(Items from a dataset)

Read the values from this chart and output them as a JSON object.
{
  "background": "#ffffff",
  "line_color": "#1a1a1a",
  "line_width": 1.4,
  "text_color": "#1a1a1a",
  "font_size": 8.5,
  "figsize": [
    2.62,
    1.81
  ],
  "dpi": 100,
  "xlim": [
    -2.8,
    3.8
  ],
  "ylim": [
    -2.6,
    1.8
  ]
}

■ **PROBLEM TO WORK ON**
Go through the records and print each one exactly.

■ **RESULT FOR THIS TASK**
Read the values from this chart and output them as a JSON object.
{
  "background": "#ffffff",
  "line_color": "#1a1a1a",
  "line_width": 1.4,
  "text_color": "#1a1a1a",
  "font_size": 8.5,
  "figsize": [
    2.62,
    1.81
  ],
  "dpi": 100,
  "xlim": [
    -2.8,
    3.8
  ],
  "ylim": [
    -2.6,
    1.8
  ]
}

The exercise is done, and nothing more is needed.